_Text to read:_
## BEGIN
Sunday, April 10, 2011

Playoff Preview: 1 Washington vs 8 New York Rangers

Rangers links: Blueshirt Banter Scotty Hockey Scoring Chances

I really, really, really wanted Carolina instead, but hey, at least it's not Buffalo the Caps are facing.

Washington: 1st in East. 43-28-11 = 97 points, 18-13 in Clear Games
New York: 8th in East. 35-35-12, 82 points, 17-12 in Clear Games

The records I put here try to minimize shootout importance by counting all shootouts, whether won or lost, as ties. I counted OT losses as simple losses. Clear Game records are compiled at the Copper and Blue (see here and here) and are victories or losses by 2 or more non-ENG goals.
In order to estimate a team's talent level (to predict future performance), we want to strike a balance between sample size--30 games are better than 5--and capturing only how the team is doing coming into the playoffs (the Caps pre-system change, for example, would be misleading if included in a discussion about how the team is playing right now). According to Behind the Net (seriously, read it daily if you don't already), that optimal balance is around 30 games from game 52-82. I'll approximate that to February 1. So I'll try to look at the sample from February 1 onward. That's Game 20753 for the Rangers, 20754 for the Caps.

Note: It looks like I'm not getting data for the Rangers' finale against New Jersey.

Start with these two comments I made the other day on Japers' Rink. They're close to each other in that same thread.

Opp save% is save percentage of the opponents (if I had used shooting%, the graph would have needed to be much bigger). The Rangers' goaltending should be safely around .920 at even strength (it is Henrik Lundqvist), but it is heartening to see that the Rangers on the season really haven't done much in terms of putting the puck in the net at a good rate offensively. The Caps' goaltending I think is slightly better than average, so in this series goaltending should be close enough to be considered a wash. If both goaltending tandems perform as they should, the difference may be one goal, if that. We all know, though, that hot goaltending wins playoff series.
## END
_Data lines:_
## BEGIN
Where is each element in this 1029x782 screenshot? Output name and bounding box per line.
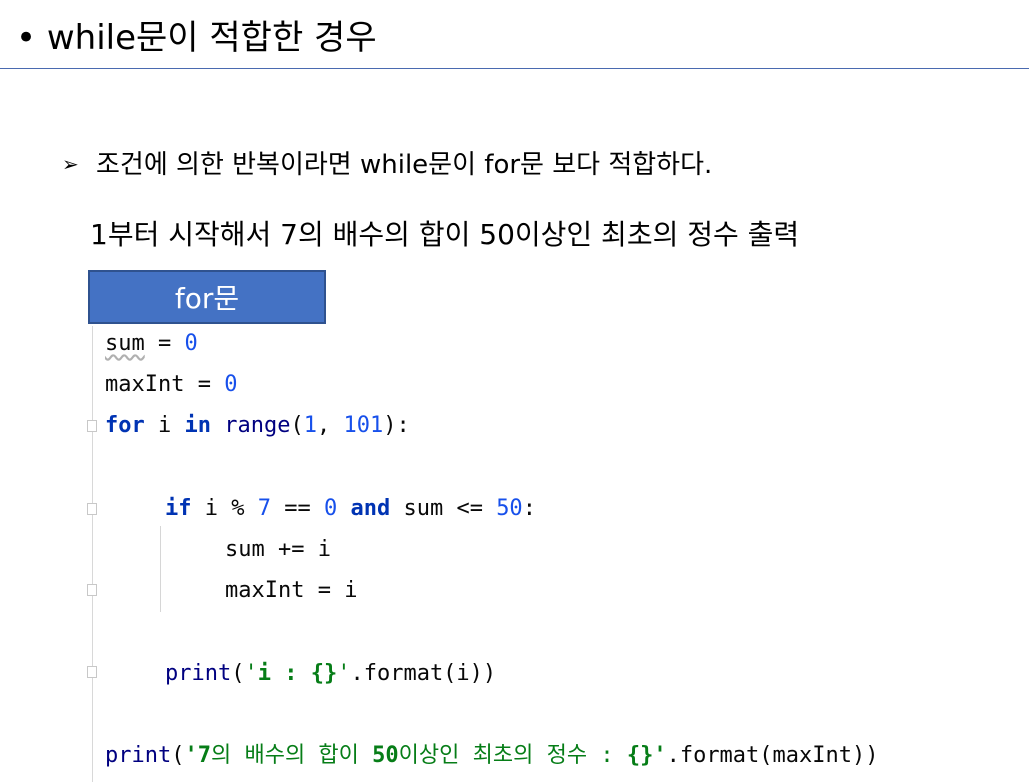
## END
Answer these from the playoff preview:
1. How many points did Washington finish with?
2. How does the writer count shootouts in the records given?
3. Around what even-strength save percentage should the Rangers' goaltending safely be?

1. 97 points.
2. As ties, whether won or lost.
3. Around .920.